-- Job --
Copy all of the material exactly. Pictures are not to appear in the copy.
[Source data start]
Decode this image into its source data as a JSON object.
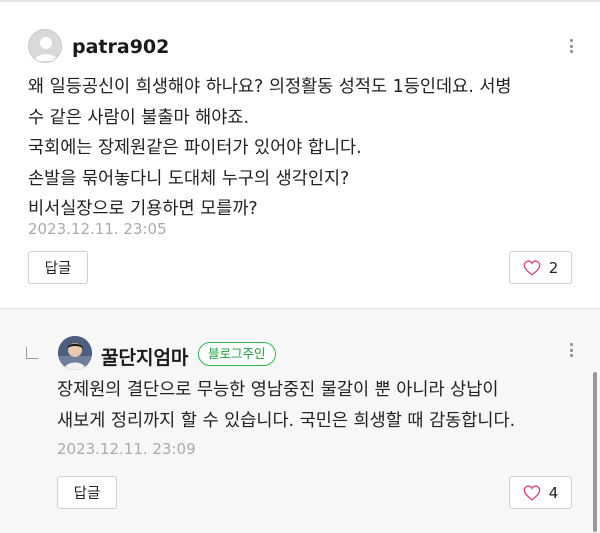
{
  "comments": [
    {
      "author": "patra902",
      "lines": [
        "왜 일등공신이 희생해야 하나요? 의정활동 성적도 1등인데요. 서병",
        "수 같은 사람이 불출마 해야죠.",
        "국회에는 장제원같은 파이터가 있어야 합니다.",
        "손발을 묶어놓다니 도대체 누구의 생각인지?",
        "비서실장으로 기용하면 모를까?"
      ],
      "date": "2023.12.11. 23:05",
      "reply_label": "답글",
      "likes": "2"
    }
  ],
  "reply": {
    "author": "꿀단지엄마",
    "badge": "블로그주인",
    "lines": [
      "장제원의 결단으로 무능한 영남중진 물갈이 뿐 아니라 상납이",
      "새보게 정리까지 할 수 있습니다. 국민은 희생할 때 감동합니다."
    ],
    "date": "2023.12.11. 23:09",
    "reply_label": "답글",
    "likes": "4"
  },
  "colors": {
    "badge_green": "#2fb54d",
    "heart_pink": "#e0457b",
    "date_gray": "#aaaaaa"
  },
  "icons": [
    "default-avatar-icon",
    "more-vertical-icon",
    "reply-arrow-icon",
    "heart-icon"
  ]
}
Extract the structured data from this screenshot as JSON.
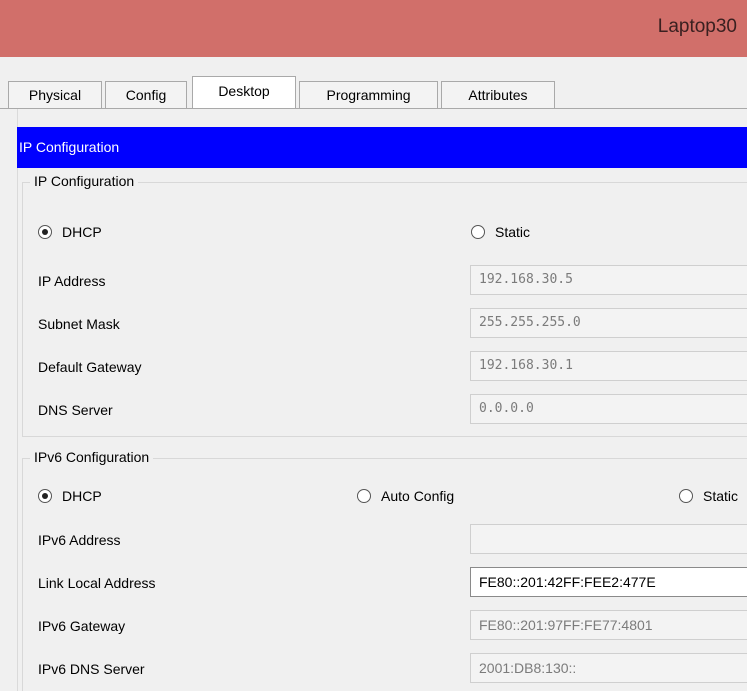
{
  "window": {
    "title": "Laptop30"
  },
  "tabs": [
    {
      "label": "Physical"
    },
    {
      "label": "Config"
    },
    {
      "label": "Desktop"
    },
    {
      "label": "Programming"
    },
    {
      "label": "Attributes"
    }
  ],
  "active_tab": "Desktop",
  "app_header": "IP Configuration",
  "ipv4": {
    "group_title": "IP Configuration",
    "mode_options": [
      {
        "label": "DHCP",
        "checked": true
      },
      {
        "label": "Static",
        "checked": false
      }
    ],
    "fields": [
      {
        "label": "IP Address",
        "value": "192.168.30.5"
      },
      {
        "label": "Subnet Mask",
        "value": "255.255.255.0"
      },
      {
        "label": "Default Gateway",
        "value": "192.168.30.1"
      },
      {
        "label": "DNS Server",
        "value": "0.0.0.0"
      }
    ]
  },
  "ipv6": {
    "group_title": "IPv6 Configuration",
    "mode_options": [
      {
        "label": "DHCP",
        "checked": true
      },
      {
        "label": "Auto Config",
        "checked": false
      },
      {
        "label": "Static",
        "checked": false
      }
    ],
    "fields": [
      {
        "label": "IPv6 Address",
        "value": ""
      },
      {
        "label": "Link Local Address",
        "value": "FE80::201:42FF:FEE2:477E"
      },
      {
        "label": "IPv6 Gateway",
        "value": "FE80::201:97FF:FE77:4801"
      },
      {
        "label": "IPv6 DNS Server",
        "value": "2001:DB8:130::"
      }
    ]
  },
  "colors": {
    "titlebar": "#d16f6a",
    "header": "#0000ff"
  }
}
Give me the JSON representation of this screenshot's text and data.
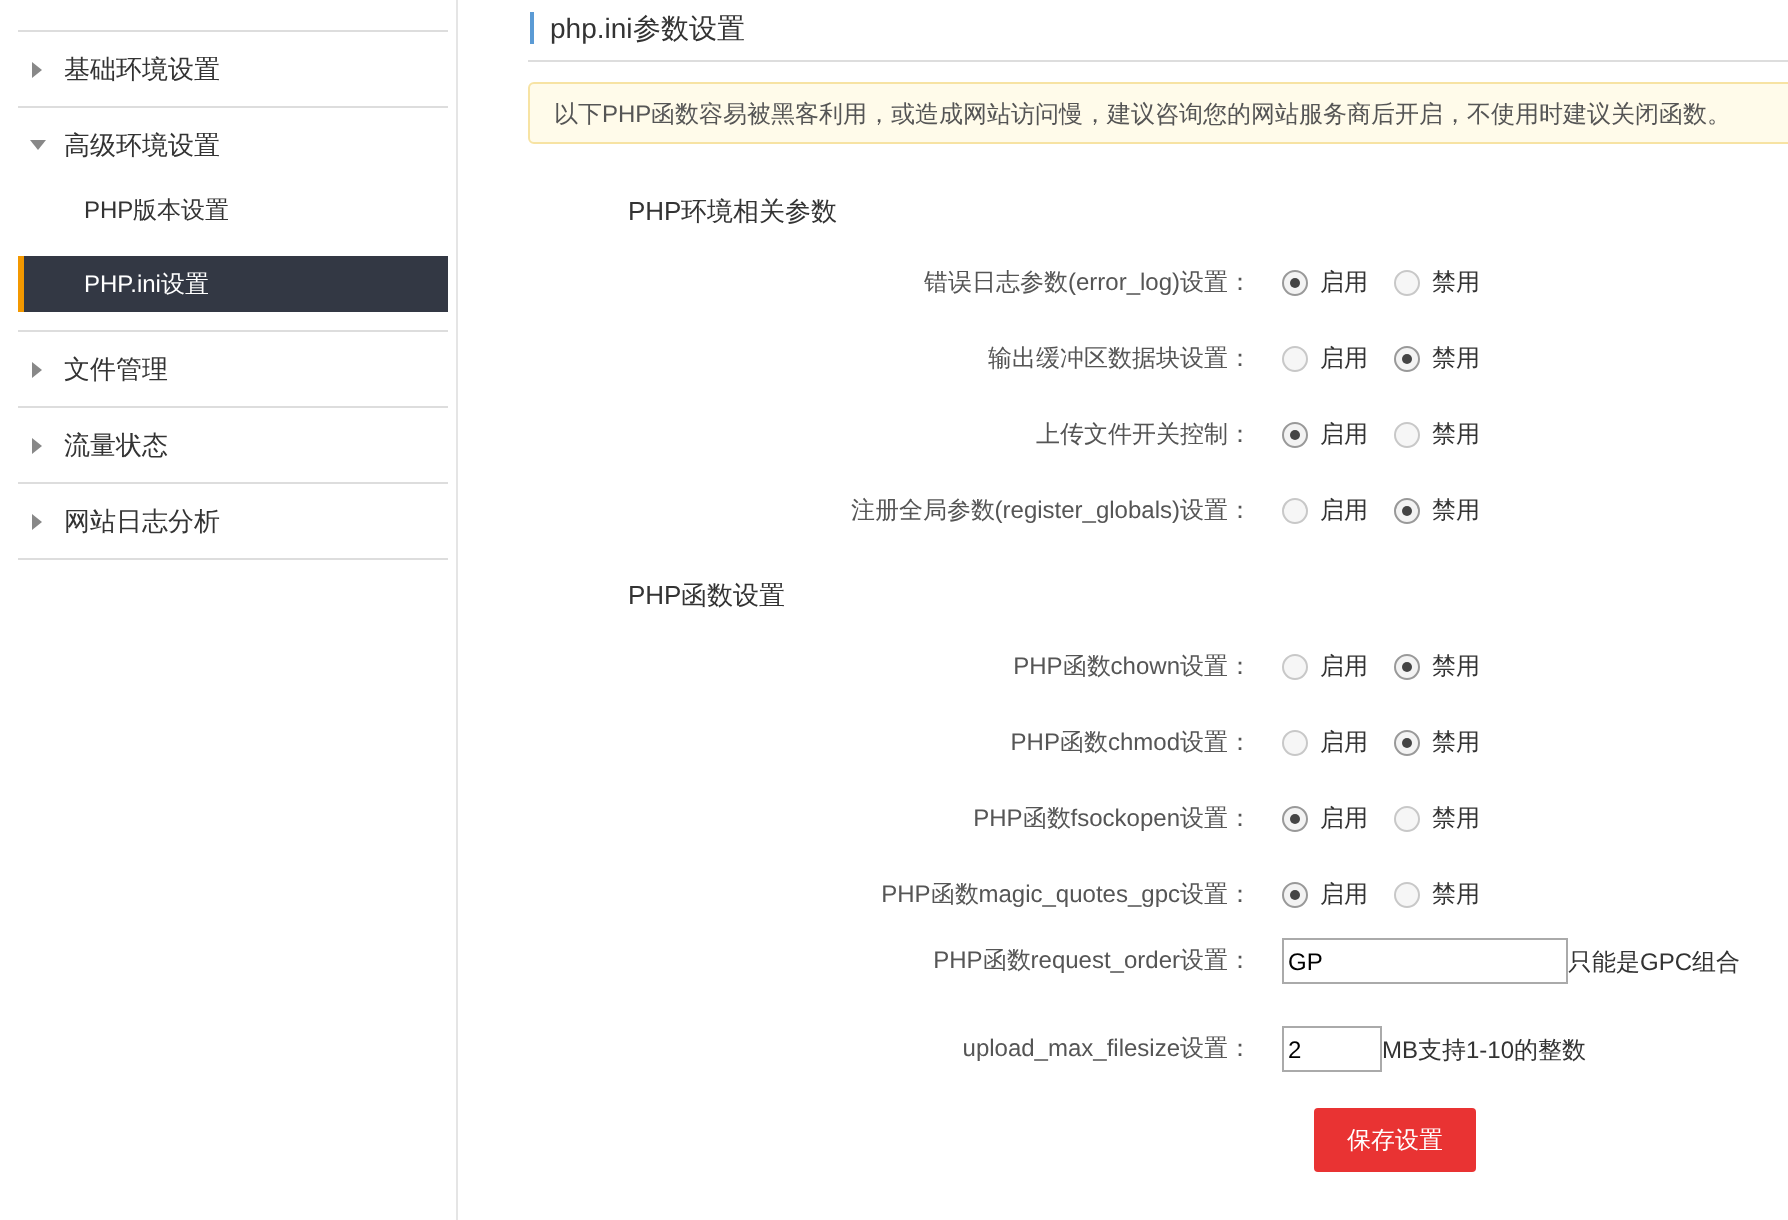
[Source data end]
-- Written reply --
Decode this image into its source data as a JSON object.
{
  "comments": [
    {
      "author": "patra902",
      "lines": [
        "왜 일등공신이 희생해야 하나요? 의정활동 성적도 1등인데요. 서병",
        "수 같은 사람이 불출마 해야죠.",
        "국회에는 장제원같은 파이터가 있어야 합니다.",
        "손발을 묶어놓다니 도대체 누구의 생각인지?",
        "비서실장으로 기용하면 모를까?"
      ],
      "date": "2023.12.11. 23:05",
      "reply_label": "답글",
      "likes": "2"
    }
  ],
  "reply": {
    "author": "꿀단지엄마",
    "badge": "블로그주인",
    "lines": [
      "장제원의 결단으로 무능한 영남중진 물갈이 뿐 아니라 상납이",
      "새보게 정리까지 할 수 있습니다. 국민은 희생할 때 감동합니다."
    ],
    "date": "2023.12.11. 23:09",
    "reply_label": "답글",
    "likes": "4"
  },
  "colors": {
    "badge_green": "#2fb54d",
    "heart_pink": "#e0457b",
    "date_gray": "#aaaaaa"
  },
  "icons": [
    "default-avatar-icon",
    "more-vertical-icon",
    "reply-arrow-icon",
    "heart-icon"
  ]
}
Extract the structured data from this screenshot as JSON.
{
  "window": {
    "title": "Laptop30"
  },
  "tabs": [
    {
      "label": "Physical"
    },
    {
      "label": "Config"
    },
    {
      "label": "Desktop"
    },
    {
      "label": "Programming"
    },
    {
      "label": "Attributes"
    }
  ],
  "active_tab": "Desktop",
  "app_header": "IP Configuration",
  "ipv4": {
    "group_title": "IP Configuration",
    "mode_options": [
      {
        "label": "DHCP",
        "checked": true
      },
      {
        "label": "Static",
        "checked": false
      }
    ],
    "fields": [
      {
        "label": "IP Address",
        "value": "192.168.30.5"
      },
      {
        "label": "Subnet Mask",
        "value": "255.255.255.0"
      },
      {
        "label": "Default Gateway",
        "value": "192.168.30.1"
      },
      {
        "label": "DNS Server",
        "value": "0.0.0.0"
      }
    ]
  },
  "ipv6": {
    "group_title": "IPv6 Configuration",
    "mode_options": [
      {
        "label": "DHCP",
        "checked": true
      },
      {
        "label": "Auto Config",
        "checked": false
      },
      {
        "label": "Static",
        "checked": false
      }
    ],
    "fields": [
      {
        "label": "IPv6 Address",
        "value": ""
      },
      {
        "label": "Link Local Address",
        "value": "FE80::201:42FF:FEE2:477E"
      },
      {
        "label": "IPv6 Gateway",
        "value": "FE80::201:97FF:FE77:4801"
      },
      {
        "label": "IPv6 DNS Server",
        "value": "2001:DB8:130::"
      }
    ]
  },
  "colors": {
    "titlebar": "#d16f6a",
    "header": "#0000ff"
  }
}
Give me the JSON representation of this screenshot's text and data.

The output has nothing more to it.